WORK INSTRUCTIONS | Read the records and write them out again exactly.

Recorded data:
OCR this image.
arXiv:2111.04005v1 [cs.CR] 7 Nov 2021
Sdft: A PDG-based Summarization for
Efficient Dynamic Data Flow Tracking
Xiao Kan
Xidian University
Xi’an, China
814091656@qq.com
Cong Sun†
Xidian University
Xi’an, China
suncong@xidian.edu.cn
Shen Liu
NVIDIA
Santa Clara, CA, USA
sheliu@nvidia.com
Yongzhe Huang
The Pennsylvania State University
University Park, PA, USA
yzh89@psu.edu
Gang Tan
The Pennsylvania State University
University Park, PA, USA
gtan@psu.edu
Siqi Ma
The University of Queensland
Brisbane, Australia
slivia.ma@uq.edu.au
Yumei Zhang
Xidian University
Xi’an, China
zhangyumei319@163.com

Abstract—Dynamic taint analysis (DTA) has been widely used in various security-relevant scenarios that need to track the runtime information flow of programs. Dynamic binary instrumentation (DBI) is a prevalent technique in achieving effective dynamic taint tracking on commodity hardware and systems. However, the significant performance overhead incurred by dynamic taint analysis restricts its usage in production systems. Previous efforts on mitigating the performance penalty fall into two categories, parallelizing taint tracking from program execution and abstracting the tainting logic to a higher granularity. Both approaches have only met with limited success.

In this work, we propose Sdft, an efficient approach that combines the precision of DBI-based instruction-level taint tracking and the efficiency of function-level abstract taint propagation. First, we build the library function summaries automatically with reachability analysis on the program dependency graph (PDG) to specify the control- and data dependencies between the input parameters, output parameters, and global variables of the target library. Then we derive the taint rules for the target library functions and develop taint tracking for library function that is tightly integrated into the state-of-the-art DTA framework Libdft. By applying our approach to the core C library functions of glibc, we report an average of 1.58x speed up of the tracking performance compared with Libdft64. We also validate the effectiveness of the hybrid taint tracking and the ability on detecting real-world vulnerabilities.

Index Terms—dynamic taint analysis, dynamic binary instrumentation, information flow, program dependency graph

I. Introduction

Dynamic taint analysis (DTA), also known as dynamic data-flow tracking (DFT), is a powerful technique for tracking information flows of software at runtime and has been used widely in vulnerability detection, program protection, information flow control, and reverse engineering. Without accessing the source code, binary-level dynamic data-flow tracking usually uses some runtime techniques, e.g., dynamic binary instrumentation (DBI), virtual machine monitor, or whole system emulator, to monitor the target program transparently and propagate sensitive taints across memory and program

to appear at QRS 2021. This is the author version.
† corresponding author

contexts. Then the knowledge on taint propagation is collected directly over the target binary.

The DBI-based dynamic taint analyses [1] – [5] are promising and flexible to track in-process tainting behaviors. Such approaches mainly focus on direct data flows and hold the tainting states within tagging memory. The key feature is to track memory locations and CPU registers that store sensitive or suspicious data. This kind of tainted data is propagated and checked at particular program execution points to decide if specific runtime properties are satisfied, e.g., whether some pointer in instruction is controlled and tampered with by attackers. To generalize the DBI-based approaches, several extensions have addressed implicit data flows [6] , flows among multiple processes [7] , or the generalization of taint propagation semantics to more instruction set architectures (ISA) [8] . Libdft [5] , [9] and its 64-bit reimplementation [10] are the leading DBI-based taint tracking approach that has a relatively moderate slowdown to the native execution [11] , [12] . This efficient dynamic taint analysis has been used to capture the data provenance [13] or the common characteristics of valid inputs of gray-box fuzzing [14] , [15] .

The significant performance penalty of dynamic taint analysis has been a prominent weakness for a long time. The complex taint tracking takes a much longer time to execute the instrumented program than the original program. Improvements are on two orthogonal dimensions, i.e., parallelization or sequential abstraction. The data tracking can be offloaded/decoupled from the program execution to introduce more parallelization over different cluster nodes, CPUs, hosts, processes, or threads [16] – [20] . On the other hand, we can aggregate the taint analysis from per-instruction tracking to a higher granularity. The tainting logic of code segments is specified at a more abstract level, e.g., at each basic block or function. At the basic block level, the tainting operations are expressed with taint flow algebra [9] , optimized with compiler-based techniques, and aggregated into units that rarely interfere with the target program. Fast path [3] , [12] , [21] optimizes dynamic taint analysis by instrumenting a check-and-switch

ANSWER BELOW |
OCR this image.
arXiv:2111.04005v1 [cs.CR] 7 Nov 2021
Sdft: A PDG-based Summarization for
Efficient Dynamic Data Flow Tracking
Xiao Kan
Xidian University
Xi’an, China
814091656@qq.com
Cong Sun†
Xidian University
Xi’an, China
suncong@xidian.edu.cn
Shen Liu
NVIDIA
Santa Clara, CA, USA
sheliu@nvidia.com
Yongzhe Huang
The Pennsylvania State University
University Park, PA, USA
yzh89@psu.edu
Gang Tan
The Pennsylvania State University
University Park, PA, USA
gtan@psu.edu
Siqi Ma
The University of Queensland
Brisbane, Australia
slivia.ma@uq.edu.au
Yumei Zhang
Xidian University
Xi’an, China
zhangyumei319@163.com

Abstract—Dynamic taint analysis (DTA) has been widely used in various security-relevant scenarios that need to track the runtime information flow of programs. Dynamic binary instrumentation (DBI) is a prevalent technique in achieving effective dynamic taint tracking on commodity hardware and systems. However, the significant performance overhead incurred by dynamic taint analysis restricts its usage in production systems. Previous efforts on mitigating the performance penalty fall into two categories, parallelizing taint tracking from program execution and abstracting the tainting logic to a higher granularity. Both approaches have only met with limited success.

In this work, we propose Sdft, an efficient approach that combines the precision of DBI-based instruction-level taint tracking and the efficiency of function-level abstract taint propagation. First, we build the library function summaries automatically with reachability analysis on the program dependency graph (PDG) to specify the control- and data dependencies between the input parameters, output parameters, and global variables of the target library. Then we derive the taint rules for the target library functions and develop taint tracking for library function that is tightly integrated into the state-of-the-art DTA framework Libdft. By applying our approach to the core C library functions of glibc, we report an average of 1.58x speed up of the tracking performance compared with Libdft64. We also validate the effectiveness of the hybrid taint tracking and the ability on detecting real-world vulnerabilities.

Index Terms—dynamic taint analysis, dynamic binary instrumentation, information flow, program dependency graph

I. Introduction

Dynamic taint analysis (DTA), also known as dynamic data-flow tracking (DFT), is a powerful technique for tracking information flows of software at runtime and has been used widely in vulnerability detection, program protection, information flow control, and reverse engineering. Without accessing the source code, binary-level dynamic data-flow tracking usually uses some runtime techniques, e.g., dynamic binary instrumentation (DBI), virtual machine monitor, or whole system emulator, to monitor the target program transparently and propagate sensitive taints across memory and program

to appear at QRS 2021. This is the author version.
† corresponding author

contexts. Then the knowledge on taint propagation is collected directly over the target binary.

The DBI-based dynamic taint analyses [1] – [5] are promising and flexible to track in-process tainting behaviors. Such approaches mainly focus on direct data flows and hold the tainting states within tagging memory. The key feature is to track memory locations and CPU registers that store sensitive or suspicious data. This kind of tainted data is propagated and checked at particular program execution points to decide if specific runtime properties are satisfied, e.g., whether some pointer in instruction is controlled and tampered with by attackers. To generalize the DBI-based approaches, several extensions have addressed implicit data flows [6] , flows among multiple processes [7] , or the generalization of taint propagation semantics to more instruction set architectures (ISA) [8] . Libdft [5] , [9] and its 64-bit reimplementation [10] are the leading DBI-based taint tracking approach that has a relatively moderate slowdown to the native execution [11] , [12] . This efficient dynamic taint analysis has been used to capture the data provenance [13] or the common characteristics of valid inputs of gray-box fuzzing [14] , [15] .

The significant performance penalty of dynamic taint analysis has been a prominent weakness for a long time. The complex taint tracking takes a much longer time to execute the instrumented program than the original program. Improvements are on two orthogonal dimensions, i.e., parallelization or sequential abstraction. The data tracking can be offloaded/decoupled from the program execution to introduce more parallelization over different cluster nodes, CPUs, hosts, processes, or threads [16] – [20] . On the other hand, we can aggregate the taint analysis from per-instruction tracking to a higher granularity. The tainting logic of code segments is specified at a more abstract level, e.g., at each basic block or function. At the basic block level, the tainting operations are expressed with taint flow algebra [9] , optimized with compiler-based techniques, and aggregated into units that rarely interfere with the target program. Fast path [3] , [12] , [21] optimizes dynamic taint analysis by instrumenting a check-and-switch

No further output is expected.